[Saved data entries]
* begin *

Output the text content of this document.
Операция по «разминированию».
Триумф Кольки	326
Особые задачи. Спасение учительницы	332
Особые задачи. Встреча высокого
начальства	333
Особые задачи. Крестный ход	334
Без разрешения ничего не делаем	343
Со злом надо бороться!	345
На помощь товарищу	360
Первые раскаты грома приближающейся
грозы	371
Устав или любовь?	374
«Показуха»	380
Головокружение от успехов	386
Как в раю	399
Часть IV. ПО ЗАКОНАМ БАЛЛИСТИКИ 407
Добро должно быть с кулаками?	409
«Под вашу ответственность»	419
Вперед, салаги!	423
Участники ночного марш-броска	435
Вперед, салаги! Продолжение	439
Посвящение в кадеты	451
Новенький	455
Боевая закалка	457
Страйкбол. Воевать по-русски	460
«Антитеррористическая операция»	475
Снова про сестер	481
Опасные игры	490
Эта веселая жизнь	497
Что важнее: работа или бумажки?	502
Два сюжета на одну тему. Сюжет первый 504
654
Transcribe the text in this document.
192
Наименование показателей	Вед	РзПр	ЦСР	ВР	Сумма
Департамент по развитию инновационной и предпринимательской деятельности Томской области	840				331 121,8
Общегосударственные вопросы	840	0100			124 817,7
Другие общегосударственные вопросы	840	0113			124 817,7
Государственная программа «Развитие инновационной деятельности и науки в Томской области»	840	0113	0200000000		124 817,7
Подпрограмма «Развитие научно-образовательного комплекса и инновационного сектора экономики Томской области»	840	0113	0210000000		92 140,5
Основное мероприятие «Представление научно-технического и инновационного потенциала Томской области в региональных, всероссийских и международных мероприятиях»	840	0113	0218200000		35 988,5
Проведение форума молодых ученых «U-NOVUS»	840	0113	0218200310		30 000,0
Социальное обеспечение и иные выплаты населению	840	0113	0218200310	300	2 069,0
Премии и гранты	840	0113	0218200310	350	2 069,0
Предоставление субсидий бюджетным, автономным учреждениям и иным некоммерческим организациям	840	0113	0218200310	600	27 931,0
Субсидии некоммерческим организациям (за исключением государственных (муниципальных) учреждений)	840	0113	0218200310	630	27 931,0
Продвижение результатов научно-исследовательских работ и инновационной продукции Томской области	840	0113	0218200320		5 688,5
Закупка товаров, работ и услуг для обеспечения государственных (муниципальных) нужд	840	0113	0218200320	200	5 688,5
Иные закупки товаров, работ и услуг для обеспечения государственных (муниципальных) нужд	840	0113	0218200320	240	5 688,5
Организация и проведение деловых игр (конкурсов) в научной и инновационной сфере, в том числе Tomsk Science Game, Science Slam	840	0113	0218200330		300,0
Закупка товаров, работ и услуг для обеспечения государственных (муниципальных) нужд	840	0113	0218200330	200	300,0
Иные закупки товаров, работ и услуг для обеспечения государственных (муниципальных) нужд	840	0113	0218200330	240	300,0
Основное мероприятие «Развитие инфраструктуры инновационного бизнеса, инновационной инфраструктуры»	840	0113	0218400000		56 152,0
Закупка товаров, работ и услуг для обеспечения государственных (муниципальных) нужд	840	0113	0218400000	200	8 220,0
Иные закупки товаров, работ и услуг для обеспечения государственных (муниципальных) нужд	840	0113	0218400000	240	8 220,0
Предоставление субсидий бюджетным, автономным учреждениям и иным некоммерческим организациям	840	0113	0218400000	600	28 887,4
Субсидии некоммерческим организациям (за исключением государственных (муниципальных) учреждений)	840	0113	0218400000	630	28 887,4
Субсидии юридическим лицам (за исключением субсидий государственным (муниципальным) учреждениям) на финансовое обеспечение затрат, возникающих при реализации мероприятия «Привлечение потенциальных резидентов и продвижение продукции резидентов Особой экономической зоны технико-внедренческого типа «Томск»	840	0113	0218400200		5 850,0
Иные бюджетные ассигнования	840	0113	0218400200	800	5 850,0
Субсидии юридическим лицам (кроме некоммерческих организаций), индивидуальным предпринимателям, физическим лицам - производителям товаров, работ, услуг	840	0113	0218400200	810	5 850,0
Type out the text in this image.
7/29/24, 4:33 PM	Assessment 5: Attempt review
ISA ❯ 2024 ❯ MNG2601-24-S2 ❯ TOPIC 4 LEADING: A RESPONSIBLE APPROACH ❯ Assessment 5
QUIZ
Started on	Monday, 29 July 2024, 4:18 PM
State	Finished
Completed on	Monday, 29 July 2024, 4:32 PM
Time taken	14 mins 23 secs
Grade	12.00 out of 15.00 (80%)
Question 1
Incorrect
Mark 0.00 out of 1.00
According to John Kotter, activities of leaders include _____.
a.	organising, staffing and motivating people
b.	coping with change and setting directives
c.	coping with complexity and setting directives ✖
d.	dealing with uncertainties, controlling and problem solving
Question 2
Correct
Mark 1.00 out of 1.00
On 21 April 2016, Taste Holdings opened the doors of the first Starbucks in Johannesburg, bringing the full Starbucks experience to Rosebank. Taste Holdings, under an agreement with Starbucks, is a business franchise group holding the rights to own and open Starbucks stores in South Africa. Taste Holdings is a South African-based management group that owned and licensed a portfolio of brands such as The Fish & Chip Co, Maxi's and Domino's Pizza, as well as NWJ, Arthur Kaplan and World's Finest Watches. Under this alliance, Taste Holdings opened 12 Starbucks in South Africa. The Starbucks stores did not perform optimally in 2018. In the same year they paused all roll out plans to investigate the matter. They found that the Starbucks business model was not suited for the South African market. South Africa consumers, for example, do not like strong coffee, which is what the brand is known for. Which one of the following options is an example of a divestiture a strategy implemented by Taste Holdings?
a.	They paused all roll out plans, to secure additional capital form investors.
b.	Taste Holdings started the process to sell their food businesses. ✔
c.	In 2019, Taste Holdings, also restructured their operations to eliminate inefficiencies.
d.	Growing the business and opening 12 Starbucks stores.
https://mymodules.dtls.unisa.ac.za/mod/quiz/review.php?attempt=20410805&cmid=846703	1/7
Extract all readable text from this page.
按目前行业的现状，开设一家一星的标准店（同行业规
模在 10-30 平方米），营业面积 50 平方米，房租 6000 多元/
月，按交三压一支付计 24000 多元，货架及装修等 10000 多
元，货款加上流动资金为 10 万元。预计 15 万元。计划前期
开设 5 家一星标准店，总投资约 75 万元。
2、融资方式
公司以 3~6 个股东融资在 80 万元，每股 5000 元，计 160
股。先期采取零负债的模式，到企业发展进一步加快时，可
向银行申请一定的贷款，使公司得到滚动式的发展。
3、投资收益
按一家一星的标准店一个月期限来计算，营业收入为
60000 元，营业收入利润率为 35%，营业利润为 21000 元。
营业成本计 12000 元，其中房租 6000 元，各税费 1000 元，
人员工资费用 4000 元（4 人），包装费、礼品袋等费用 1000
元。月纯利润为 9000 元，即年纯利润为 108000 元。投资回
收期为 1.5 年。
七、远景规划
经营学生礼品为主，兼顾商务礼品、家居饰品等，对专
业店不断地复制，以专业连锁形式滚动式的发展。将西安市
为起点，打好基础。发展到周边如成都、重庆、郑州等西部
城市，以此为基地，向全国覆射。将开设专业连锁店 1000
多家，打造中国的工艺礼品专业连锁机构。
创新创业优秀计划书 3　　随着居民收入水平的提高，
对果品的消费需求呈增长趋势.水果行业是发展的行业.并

* end *

# Stated exercise:
Reproduce every entry shown above, precisely as it stands.

# Finished exercise:
Output the text content of this document.
Операция по «разминированию».
Триумф Кольки	326
Особые задачи. Спасение учительницы	332
Особые задачи. Встреча высокого
начальства	333
Особые задачи. Крестный ход	334
Без разрешения ничего не делаем	343
Со злом надо бороться!	345
На помощь товарищу	360
Первые раскаты грома приближающейся
грозы	371
Устав или любовь?	374
«Показуха»	380
Головокружение от успехов	386
Как в раю	399
Часть IV. ПО ЗАКОНАМ БАЛЛИСТИКИ 407
Добро должно быть с кулаками?	409
«Под вашу ответственность»	419
Вперед, салаги!	423
Участники ночного марш-броска	435
Вперед, салаги! Продолжение	439
Посвящение в кадеты	451
Новенький	455
Боевая закалка	457
Страйкбол. Воевать по-русски	460
«Антитеррористическая операция»	475
Снова про сестер	481
Опасные игры	490
Эта веселая жизнь	497
Что важнее: работа или бумажки?	502
Два сюжета на одну тему. Сюжет первый 504
654
Transcribe the text in this document.
192
Наименование показателей	Вед	РзПр	ЦСР	ВР	Сумма
Департамент по развитию инновационной и предпринимательской деятельности Томской области	840				331 121,8
Общегосударственные вопросы	840	0100			124 817,7
Другие общегосударственные вопросы	840	0113			124 817,7
Государственная программа «Развитие инновационной деятельности и науки в Томской области»	840	0113	0200000000		124 817,7
Подпрограмма «Развитие научно-образовательного комплекса и инновационного сектора экономики Томской области»	840	0113	0210000000		92 140,5
Основное мероприятие «Представление научно-технического и инновационного потенциала Томской области в региональных, всероссийских и международных мероприятиях»	840	0113	0218200000		35 988,5
Проведение форума молодых ученых «U-NOVUS»	840	0113	0218200310		30 000,0
Социальное обеспечение и иные выплаты населению	840	0113	0218200310	300	2 069,0
Премии и гранты	840	0113	0218200310	350	2 069,0
Предоставление субсидий бюджетным, автономным учреждениям и иным некоммерческим организациям	840	0113	0218200310	600	27 931,0
Субсидии некоммерческим организациям (за исключением государственных (муниципальных) учреждений)	840	0113	0218200310	630	27 931,0
Продвижение результатов научно-исследовательских работ и инновационной продукции Томской области	840	0113	0218200320		5 688,5
Закупка товаров, работ и услуг для обеспечения государственных (муниципальных) нужд	840	0113	0218200320	200	5 688,5
Иные закупки товаров, работ и услуг для обеспечения государственных (муниципальных) нужд	840	0113	0218200320	240	5 688,5
Организация и проведение деловых игр (конкурсов) в научной и инновационной сфере, в том числе Tomsk Science Game, Science Slam	840	0113	0218200330		300,0
Закупка товаров, работ и услуг для обеспечения государственных (муниципальных) нужд	840	0113	0218200330	200	300,0
Иные закупки товаров, работ и услуг для обеспечения государственных (муниципальных) нужд	840	0113	0218200330	240	300,0
Основное мероприятие «Развитие инфраструктуры инновационного бизнеса, инновационной инфраструктуры»	840	0113	0218400000		56 152,0
Закупка товаров, работ и услуг для обеспечения государственных (муниципальных) нужд	840	0113	0218400000	200	8 220,0
Иные закупки товаров, работ и услуг для обеспечения государственных (муниципальных) нужд	840	0113	0218400000	240	8 220,0
Предоставление субсидий бюджетным, автономным учреждениям и иным некоммерческим организациям	840	0113	0218400000	600	28 887,4
Субсидии некоммерческим организациям (за исключением государственных (муниципальных) учреждений)	840	0113	0218400000	630	28 887,4
Субсидии юридическим лицам (за исключением субсидий государственным (муниципальным) учреждениям) на финансовое обеспечение затрат, возникающих при реализации мероприятия «Привлечение потенциальных резидентов и продвижение продукции резидентов Особой экономической зоны технико-внедренческого типа «Томск»	840	0113	0218400200		5 850,0
Иные бюджетные ассигнования	840	0113	0218400200	800	5 850,0
Субсидии юридическим лицам (кроме некоммерческих организаций), индивидуальным предпринимателям, физическим лицам - производителям товаров, работ, услуг	840	0113	0218400200	810	5 850,0
Type out the text in this image.
7/29/24, 4:33 PM	Assessment 5: Attempt review
ISA ❯ 2024 ❯ MNG2601-24-S2 ❯ TOPIC 4 LEADING: A RESPONSIBLE APPROACH ❯ Assessment 5
QUIZ
Started on	Monday, 29 July 2024, 4:18 PM
State	Finished
Completed on	Monday, 29 July 2024, 4:32 PM
Time taken	14 mins 23 secs
Grade	12.00 out of 15.00 (80%)
Question 1
Incorrect
Mark 0.00 out of 1.00
According to John Kotter, activities of leaders include _____.
a.	organising, staffing and motivating people
b.	coping with change and setting directives
c.	coping with complexity and setting directives ✖
d.	dealing with uncertainties, controlling and problem solving
Question 2
Correct
Mark 1.00 out of 1.00
On 21 April 2016, Taste Holdings opened the doors of the first Starbucks in Johannesburg, bringing the full Starbucks experience to Rosebank. Taste Holdings, under an agreement with Starbucks, is a business franchise group holding the rights to own and open Starbucks stores in South Africa. Taste Holdings is a South African-based management group that owned and licensed a portfolio of brands such as The Fish & Chip Co, Maxi's and Domino's Pizza, as well as NWJ, Arthur Kaplan and World's Finest Watches. Under this alliance, Taste Holdings opened 12 Starbucks in South Africa. The Starbucks stores did not perform optimally in 2018. In the same year they paused all roll out plans to investigate the matter. They found that the Starbucks business model was not suited for the South African market. South Africa consumers, for example, do not like strong coffee, which is what the brand is known for. Which one of the following options is an example of a divestiture a strategy implemented by Taste Holdings?
a.	They paused all roll out plans, to secure additional capital form investors.
b.	Taste Holdings started the process to sell their food businesses. ✔
c.	In 2019, Taste Holdings, also restructured their operations to eliminate inefficiencies.
d.	Growing the business and opening 12 Starbucks stores.
https://mymodules.dtls.unisa.ac.za/mod/quiz/review.php?attempt=20410805&cmid=846703	1/7
Extract all readable text from this page.
按目前行业的现状，开设一家一星的标准店（同行业规
模在 10-30 平方米），营业面积 50 平方米，房租 6000 多元/
月，按交三压一支付计 24000 多元，货架及装修等 10000 多
元，货款加上流动资金为 10 万元。预计 15 万元。计划前期
开设 5 家一星标准店，总投资约 75 万元。
2、融资方式
公司以 3~6 个股东融资在 80 万元，每股 5000 元，计 160
股。先期采取零负债的模式，到企业发展进一步加快时，可
向银行申请一定的贷款，使公司得到滚动式的发展。
3、投资收益
按一家一星的标准店一个月期限来计算，营业收入为
60000 元，营业收入利润率为 35%，营业利润为 21000 元。
营业成本计 12000 元，其中房租 6000 元，各税费 1000 元，
人员工资费用 4000 元（4 人），包装费、礼品袋等费用 1000
元。月纯利润为 9000 元，即年纯利润为 108000 元。投资回
收期为 1.5 年。
七、远景规划
经营学生礼品为主，兼顾商务礼品、家居饰品等，对专
业店不断地复制，以专业连锁形式滚动式的发展。将西安市
为起点，打好基础。发展到周边如成都、重庆、郑州等西部
城市，以此为基地，向全国覆射。将开设专业连锁店 1000
多家，打造中国的工艺礼品专业连锁机构。
创新创业优秀计划书 3　　随着居民收入水平的提高，
对果品的消费需求呈增长趋势.水果行业是发展的行业.并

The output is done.